* YOUR GOAL
Copy each line of the material below that includes the string "GUNTONS".

---------- EXCERPTED RECORDS

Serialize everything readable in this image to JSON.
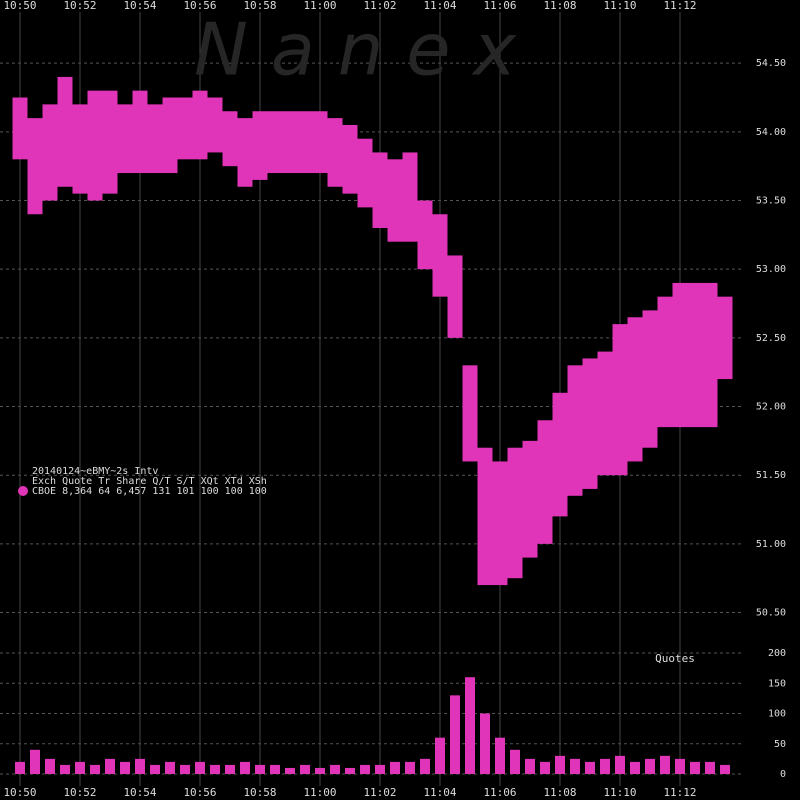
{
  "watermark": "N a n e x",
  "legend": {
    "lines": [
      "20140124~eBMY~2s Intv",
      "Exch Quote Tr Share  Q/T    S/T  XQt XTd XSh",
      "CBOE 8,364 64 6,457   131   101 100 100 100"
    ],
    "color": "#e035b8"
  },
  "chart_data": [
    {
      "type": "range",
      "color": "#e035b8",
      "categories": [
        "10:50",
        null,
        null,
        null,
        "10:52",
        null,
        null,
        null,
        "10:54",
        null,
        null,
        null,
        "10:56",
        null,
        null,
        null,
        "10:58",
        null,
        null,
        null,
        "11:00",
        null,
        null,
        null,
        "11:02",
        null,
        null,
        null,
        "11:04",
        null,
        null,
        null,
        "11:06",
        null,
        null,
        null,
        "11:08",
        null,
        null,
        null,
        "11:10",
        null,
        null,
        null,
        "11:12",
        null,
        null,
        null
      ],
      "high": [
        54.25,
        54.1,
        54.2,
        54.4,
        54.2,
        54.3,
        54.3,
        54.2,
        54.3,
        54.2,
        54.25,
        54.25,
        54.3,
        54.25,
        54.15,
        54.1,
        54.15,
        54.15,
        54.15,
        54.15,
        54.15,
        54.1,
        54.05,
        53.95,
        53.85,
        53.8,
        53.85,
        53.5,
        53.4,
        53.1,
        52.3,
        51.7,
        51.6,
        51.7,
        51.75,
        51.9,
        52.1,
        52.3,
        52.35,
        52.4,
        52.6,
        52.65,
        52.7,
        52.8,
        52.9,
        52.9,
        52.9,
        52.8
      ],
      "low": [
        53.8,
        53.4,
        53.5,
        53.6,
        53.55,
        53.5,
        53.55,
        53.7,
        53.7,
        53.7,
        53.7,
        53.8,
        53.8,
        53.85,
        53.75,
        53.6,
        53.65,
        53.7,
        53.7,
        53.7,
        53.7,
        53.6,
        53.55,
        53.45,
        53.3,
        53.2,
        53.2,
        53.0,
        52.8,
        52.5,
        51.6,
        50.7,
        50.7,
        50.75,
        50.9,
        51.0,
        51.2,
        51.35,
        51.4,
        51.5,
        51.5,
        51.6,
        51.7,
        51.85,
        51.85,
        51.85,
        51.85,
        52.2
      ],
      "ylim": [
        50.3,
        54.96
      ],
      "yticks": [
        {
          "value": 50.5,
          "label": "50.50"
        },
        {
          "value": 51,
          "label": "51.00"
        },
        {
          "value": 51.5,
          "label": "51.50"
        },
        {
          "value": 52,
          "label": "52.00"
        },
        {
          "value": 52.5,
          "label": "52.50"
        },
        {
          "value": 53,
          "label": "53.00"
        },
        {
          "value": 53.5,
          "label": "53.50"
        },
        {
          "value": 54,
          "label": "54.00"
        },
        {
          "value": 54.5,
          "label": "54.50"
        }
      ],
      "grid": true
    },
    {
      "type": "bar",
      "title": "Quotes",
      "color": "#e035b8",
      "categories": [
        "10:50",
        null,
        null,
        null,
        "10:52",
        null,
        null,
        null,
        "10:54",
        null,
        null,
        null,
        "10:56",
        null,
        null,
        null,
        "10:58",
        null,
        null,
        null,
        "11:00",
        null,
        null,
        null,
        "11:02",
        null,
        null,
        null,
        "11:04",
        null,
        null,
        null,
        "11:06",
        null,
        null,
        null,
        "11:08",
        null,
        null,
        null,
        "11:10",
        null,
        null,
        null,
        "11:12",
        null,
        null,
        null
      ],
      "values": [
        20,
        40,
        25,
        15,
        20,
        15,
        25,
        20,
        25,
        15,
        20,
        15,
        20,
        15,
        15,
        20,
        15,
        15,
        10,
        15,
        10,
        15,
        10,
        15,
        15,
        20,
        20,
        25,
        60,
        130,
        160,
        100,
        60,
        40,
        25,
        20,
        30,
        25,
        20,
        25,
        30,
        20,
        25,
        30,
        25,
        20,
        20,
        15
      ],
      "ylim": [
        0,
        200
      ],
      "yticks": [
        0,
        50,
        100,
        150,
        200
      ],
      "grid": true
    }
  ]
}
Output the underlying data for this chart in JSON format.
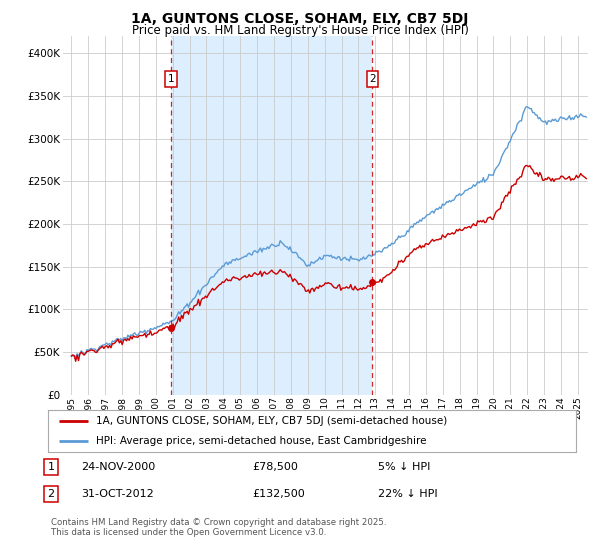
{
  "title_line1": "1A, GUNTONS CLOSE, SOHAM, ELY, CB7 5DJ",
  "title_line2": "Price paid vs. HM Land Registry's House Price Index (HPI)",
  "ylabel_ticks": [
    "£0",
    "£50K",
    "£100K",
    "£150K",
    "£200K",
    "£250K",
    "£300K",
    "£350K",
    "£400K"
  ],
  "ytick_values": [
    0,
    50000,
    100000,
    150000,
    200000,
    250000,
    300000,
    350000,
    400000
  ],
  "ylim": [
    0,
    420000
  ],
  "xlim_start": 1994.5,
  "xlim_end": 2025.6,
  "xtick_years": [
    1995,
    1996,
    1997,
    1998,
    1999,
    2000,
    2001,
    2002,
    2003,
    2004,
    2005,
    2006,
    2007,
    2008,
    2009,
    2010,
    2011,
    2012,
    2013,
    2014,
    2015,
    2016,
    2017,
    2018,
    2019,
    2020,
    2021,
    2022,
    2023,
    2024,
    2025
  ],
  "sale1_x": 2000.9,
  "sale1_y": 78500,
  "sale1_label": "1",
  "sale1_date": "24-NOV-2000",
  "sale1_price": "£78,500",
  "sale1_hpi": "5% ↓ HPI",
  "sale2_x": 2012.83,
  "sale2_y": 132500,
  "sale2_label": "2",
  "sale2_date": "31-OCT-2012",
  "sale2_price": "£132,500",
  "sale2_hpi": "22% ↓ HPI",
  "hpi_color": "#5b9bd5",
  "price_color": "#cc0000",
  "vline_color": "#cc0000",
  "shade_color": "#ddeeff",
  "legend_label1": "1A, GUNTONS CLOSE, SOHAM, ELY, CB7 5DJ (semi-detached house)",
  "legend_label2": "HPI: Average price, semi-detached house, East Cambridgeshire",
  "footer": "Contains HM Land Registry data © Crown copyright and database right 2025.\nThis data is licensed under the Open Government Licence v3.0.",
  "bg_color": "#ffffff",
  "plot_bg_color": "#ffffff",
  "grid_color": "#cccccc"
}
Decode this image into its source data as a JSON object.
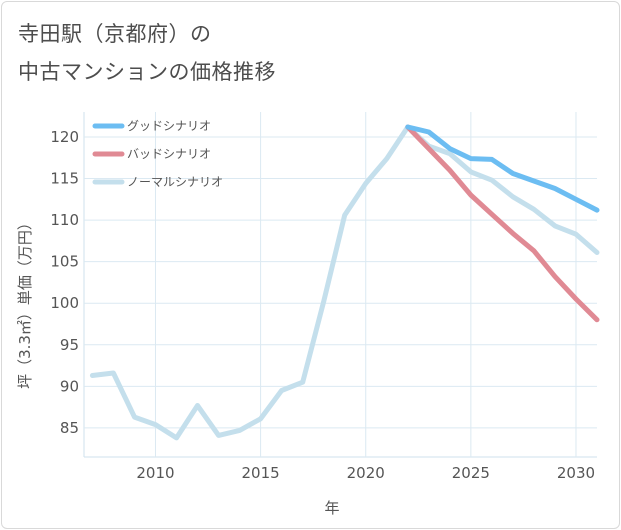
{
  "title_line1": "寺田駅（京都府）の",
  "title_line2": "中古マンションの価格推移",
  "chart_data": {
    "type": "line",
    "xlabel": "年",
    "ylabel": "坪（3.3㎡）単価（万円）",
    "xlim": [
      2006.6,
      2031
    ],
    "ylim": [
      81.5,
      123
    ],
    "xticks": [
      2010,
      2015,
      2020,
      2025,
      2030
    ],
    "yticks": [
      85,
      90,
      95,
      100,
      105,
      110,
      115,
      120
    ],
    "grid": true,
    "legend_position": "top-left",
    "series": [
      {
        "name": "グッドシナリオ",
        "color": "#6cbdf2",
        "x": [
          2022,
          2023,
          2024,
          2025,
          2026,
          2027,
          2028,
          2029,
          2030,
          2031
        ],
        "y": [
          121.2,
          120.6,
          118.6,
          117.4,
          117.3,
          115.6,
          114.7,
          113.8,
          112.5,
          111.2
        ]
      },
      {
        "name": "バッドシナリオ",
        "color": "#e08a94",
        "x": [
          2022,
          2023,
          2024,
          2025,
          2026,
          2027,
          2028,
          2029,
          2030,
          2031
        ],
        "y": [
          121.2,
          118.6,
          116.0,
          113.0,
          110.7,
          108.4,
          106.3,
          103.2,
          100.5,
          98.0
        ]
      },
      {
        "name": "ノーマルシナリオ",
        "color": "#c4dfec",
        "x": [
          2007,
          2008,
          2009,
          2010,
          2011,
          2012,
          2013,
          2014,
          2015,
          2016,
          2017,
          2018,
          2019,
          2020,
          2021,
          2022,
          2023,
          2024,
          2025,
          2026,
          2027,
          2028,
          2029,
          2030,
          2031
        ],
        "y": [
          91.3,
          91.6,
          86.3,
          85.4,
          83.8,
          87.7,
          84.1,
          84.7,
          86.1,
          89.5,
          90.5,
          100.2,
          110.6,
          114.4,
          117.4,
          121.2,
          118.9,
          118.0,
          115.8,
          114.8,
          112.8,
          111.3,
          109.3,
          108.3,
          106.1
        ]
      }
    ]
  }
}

--------------------

* RESULT OF THIS EXERCISE
  "title_line1": "1A, GUNTONS CLOSE, SOHAM, ELY, CB7 5DJ",
  "legend_label1": "1A, GUNTONS CLOSE, SOHAM, ELY, CB7 5DJ (semi-detached house)",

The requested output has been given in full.